- Do this
Look through the records below, and copy out every line that holds the string "name".

- Excerpts from a figure dataset
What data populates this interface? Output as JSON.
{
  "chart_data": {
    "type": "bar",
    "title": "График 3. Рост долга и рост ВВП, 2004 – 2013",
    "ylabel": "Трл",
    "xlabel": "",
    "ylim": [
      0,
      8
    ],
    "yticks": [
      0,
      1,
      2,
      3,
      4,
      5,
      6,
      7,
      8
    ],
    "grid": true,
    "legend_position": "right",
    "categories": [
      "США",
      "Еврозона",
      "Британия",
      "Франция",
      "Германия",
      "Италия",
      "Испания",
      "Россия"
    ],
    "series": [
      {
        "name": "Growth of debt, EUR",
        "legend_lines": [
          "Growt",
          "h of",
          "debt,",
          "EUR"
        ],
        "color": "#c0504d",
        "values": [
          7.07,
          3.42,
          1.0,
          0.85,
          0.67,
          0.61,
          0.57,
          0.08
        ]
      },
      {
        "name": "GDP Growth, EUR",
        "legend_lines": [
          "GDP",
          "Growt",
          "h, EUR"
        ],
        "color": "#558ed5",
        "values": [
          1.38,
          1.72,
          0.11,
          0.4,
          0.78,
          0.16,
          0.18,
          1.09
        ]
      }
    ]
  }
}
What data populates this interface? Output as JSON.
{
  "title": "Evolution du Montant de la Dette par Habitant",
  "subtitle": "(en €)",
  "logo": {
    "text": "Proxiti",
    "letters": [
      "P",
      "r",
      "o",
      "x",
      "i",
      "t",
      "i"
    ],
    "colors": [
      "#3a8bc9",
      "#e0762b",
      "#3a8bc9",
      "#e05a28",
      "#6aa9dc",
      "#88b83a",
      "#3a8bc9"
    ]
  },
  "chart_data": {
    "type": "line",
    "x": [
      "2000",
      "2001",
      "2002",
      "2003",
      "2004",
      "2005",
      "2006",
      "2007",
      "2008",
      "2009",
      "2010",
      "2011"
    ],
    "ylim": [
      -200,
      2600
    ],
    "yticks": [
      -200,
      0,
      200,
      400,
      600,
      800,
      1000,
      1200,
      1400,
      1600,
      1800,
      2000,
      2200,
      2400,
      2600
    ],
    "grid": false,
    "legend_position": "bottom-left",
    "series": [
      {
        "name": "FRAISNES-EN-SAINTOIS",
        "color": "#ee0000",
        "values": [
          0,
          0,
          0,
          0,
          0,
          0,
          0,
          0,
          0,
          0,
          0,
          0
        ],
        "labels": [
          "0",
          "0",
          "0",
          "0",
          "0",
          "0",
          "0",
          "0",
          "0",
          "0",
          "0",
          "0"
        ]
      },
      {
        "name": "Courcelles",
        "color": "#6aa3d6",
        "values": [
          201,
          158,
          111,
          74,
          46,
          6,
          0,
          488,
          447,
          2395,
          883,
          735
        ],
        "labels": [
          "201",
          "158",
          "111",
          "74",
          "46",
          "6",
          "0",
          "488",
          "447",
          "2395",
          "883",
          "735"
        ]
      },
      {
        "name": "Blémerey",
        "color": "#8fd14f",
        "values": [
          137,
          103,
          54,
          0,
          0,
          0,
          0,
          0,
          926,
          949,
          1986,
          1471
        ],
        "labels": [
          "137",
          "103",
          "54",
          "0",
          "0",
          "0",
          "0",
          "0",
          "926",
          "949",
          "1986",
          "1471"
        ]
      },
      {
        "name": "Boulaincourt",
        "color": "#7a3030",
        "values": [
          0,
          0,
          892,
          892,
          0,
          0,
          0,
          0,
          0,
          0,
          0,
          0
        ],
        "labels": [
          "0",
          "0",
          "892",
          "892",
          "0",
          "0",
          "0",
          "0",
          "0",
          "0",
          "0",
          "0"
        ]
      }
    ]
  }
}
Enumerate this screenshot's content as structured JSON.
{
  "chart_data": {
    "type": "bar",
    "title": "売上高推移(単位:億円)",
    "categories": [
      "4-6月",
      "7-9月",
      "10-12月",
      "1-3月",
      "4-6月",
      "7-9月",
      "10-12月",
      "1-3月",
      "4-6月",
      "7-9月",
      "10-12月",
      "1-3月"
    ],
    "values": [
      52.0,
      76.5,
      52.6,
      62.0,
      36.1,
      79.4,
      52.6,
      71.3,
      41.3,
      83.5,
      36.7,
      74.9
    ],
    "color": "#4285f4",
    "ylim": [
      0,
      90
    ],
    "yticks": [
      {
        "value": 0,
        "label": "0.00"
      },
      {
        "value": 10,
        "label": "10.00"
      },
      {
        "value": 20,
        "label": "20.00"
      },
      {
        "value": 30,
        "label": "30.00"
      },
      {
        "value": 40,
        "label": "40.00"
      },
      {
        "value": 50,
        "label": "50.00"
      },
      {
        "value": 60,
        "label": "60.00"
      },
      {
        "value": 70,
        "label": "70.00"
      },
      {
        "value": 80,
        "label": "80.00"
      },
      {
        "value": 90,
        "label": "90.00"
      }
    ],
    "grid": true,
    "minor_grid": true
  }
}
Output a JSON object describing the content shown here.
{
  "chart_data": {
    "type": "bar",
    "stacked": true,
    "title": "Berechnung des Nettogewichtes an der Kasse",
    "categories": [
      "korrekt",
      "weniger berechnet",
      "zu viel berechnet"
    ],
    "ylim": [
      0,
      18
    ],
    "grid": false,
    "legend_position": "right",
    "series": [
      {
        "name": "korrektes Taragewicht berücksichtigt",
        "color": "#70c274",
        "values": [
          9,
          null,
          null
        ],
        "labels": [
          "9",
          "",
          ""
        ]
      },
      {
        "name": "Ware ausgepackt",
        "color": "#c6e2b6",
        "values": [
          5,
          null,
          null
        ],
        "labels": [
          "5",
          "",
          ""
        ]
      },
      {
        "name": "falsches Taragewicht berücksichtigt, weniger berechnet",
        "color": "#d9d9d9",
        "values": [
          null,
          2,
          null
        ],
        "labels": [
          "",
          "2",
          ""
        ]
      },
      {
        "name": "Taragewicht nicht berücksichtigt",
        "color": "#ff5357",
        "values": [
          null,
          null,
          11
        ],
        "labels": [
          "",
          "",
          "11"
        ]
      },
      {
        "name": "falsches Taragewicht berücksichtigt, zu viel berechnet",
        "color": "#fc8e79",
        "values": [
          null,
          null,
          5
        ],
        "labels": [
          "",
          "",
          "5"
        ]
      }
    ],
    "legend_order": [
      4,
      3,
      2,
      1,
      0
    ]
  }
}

- Complete response
        "name": "Growth of debt, EUR",
        "name": "GDP Growth, EUR",
        "name": "FRAISNES-EN-SAINTOIS",
        "name": "Courcelles",
        "name": "Blémerey",
        "name": "Boulaincourt",
        "name": "korrektes Taragewicht berücksichtigt",
        "name": "Ware ausgepackt",
        "name": "falsches Taragewicht berücksichtigt, weniger berechnet",
        "name": "Taragewicht nicht berücksichtigt",
        "name": "falsches Taragewicht berücksichtigt, zu viel berechnet",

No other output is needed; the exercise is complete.